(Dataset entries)

───

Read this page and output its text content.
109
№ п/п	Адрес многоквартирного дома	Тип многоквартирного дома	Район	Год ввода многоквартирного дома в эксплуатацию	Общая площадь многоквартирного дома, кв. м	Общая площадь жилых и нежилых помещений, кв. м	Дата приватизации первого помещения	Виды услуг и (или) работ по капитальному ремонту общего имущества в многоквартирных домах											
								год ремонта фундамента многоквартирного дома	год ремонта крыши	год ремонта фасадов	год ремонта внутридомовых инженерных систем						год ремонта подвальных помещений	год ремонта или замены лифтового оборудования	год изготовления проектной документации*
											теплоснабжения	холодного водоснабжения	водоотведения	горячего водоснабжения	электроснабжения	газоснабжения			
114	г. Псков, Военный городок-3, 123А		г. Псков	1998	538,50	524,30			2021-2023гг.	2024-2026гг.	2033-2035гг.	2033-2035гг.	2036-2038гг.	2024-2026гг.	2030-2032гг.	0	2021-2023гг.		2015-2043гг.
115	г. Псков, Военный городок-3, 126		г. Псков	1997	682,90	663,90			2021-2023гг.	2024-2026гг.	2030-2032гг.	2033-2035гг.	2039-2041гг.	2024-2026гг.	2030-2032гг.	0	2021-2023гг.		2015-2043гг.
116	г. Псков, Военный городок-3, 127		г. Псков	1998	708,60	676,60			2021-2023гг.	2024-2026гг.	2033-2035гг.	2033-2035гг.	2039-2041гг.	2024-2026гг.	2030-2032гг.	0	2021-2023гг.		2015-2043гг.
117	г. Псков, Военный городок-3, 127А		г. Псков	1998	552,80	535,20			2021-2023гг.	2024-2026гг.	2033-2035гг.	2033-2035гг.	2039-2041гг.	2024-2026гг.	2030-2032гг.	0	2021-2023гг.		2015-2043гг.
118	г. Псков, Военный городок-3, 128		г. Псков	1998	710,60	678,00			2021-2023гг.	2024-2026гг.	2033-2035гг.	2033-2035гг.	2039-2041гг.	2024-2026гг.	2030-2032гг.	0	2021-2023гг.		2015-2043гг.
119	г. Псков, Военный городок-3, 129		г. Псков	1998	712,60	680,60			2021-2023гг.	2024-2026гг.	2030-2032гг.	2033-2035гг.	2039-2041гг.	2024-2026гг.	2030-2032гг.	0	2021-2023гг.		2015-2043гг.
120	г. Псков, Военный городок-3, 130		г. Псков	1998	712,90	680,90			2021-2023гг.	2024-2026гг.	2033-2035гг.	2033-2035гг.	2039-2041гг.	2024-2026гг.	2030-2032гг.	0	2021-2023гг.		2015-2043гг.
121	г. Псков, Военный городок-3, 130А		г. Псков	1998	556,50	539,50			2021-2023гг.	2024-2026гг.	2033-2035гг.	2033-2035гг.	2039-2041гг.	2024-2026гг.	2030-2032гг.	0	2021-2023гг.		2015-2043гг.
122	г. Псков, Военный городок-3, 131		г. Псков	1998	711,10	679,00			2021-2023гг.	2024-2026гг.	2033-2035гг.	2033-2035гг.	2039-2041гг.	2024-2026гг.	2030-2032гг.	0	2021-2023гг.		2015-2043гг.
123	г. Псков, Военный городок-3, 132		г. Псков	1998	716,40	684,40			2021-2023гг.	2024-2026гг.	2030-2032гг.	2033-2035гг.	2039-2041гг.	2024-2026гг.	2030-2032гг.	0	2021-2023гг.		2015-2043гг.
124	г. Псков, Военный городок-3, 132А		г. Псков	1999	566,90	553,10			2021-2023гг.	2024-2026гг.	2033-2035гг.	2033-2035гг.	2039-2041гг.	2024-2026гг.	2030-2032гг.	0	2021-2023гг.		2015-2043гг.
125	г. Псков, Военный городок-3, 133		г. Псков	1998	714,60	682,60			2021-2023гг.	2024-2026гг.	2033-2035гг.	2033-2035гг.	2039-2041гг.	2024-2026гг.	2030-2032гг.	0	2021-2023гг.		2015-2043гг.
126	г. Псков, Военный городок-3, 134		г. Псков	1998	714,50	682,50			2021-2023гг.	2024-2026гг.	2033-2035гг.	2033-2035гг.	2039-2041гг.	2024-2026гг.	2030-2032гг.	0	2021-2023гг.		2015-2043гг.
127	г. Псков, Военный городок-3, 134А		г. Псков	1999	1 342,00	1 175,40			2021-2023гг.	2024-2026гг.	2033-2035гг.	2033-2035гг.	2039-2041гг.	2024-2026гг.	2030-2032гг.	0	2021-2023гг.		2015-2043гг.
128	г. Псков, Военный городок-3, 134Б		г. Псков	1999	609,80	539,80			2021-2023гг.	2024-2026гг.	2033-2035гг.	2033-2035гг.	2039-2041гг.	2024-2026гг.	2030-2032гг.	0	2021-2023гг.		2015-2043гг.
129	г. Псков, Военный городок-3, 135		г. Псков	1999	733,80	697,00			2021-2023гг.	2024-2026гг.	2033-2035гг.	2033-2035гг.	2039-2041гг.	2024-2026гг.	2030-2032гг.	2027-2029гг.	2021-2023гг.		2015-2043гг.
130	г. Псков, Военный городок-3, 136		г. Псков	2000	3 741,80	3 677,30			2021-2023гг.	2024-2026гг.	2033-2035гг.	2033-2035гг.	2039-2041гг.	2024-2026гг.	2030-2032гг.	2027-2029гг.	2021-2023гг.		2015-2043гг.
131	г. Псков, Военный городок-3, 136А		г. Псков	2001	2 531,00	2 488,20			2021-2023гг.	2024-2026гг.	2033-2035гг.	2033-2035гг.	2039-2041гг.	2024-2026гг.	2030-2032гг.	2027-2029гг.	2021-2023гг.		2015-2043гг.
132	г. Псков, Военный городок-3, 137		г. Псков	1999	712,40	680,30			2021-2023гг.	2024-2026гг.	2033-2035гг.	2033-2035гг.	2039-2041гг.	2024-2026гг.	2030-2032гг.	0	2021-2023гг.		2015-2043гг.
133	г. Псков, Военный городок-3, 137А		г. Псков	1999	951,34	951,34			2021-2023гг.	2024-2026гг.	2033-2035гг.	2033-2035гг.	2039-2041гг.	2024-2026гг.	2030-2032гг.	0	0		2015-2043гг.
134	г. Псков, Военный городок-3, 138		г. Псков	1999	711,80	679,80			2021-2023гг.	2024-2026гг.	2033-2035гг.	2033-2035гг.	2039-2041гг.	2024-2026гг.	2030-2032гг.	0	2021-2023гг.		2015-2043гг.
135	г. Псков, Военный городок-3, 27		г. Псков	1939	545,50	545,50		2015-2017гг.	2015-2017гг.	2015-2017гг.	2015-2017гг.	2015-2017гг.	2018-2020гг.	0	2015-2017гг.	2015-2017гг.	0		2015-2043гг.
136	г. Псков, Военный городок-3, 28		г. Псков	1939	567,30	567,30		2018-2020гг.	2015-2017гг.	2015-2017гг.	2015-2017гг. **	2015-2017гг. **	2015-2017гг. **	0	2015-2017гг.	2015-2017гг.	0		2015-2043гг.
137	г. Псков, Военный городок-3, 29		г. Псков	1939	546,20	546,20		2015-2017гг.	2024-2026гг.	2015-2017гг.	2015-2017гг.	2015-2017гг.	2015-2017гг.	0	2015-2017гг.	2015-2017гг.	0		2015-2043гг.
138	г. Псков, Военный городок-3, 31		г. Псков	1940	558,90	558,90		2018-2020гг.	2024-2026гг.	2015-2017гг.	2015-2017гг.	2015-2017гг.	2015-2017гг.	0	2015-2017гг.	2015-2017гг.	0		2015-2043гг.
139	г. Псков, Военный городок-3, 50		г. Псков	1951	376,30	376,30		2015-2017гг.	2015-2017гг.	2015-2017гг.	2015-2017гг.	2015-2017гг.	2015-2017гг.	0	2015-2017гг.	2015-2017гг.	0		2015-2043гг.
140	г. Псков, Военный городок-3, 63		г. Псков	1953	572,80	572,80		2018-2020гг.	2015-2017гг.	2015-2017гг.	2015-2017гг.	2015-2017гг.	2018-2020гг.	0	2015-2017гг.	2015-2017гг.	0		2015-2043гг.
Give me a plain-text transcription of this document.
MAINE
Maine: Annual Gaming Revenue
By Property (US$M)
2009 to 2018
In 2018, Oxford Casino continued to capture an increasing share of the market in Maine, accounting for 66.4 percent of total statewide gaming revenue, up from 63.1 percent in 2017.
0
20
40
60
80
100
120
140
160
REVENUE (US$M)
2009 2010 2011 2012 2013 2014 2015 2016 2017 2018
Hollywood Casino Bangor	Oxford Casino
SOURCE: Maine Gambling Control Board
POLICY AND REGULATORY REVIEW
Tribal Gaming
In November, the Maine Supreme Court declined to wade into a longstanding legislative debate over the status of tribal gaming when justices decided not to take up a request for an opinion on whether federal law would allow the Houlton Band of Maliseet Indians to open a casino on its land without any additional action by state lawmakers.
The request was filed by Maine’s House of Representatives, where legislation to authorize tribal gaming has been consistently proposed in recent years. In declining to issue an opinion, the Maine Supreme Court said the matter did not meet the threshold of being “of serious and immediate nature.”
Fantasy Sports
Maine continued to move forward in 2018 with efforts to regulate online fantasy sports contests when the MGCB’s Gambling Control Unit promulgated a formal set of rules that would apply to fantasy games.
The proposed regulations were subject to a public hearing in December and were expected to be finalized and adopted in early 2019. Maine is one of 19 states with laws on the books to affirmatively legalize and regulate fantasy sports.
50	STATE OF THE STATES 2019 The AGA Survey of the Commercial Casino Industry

───

> Problem details
In the records above, find the lines containing "when" and copy them.

> Full output
In November, the Maine Supreme Court declined to wade into a longstanding legislative debate over the status of tribal gaming when justices decided not to take up a request for an opinion on whether federal law would allow the Houlton Band of Maliseet Indians to open a casino on its land without any additional action by state lawmakers.
Maine continued to move forward in 2018 with efforts to regulate online fantasy sports contests when the MGCB’s Gambling Control Unit promulgated a formal set of rules that would apply to fantasy games.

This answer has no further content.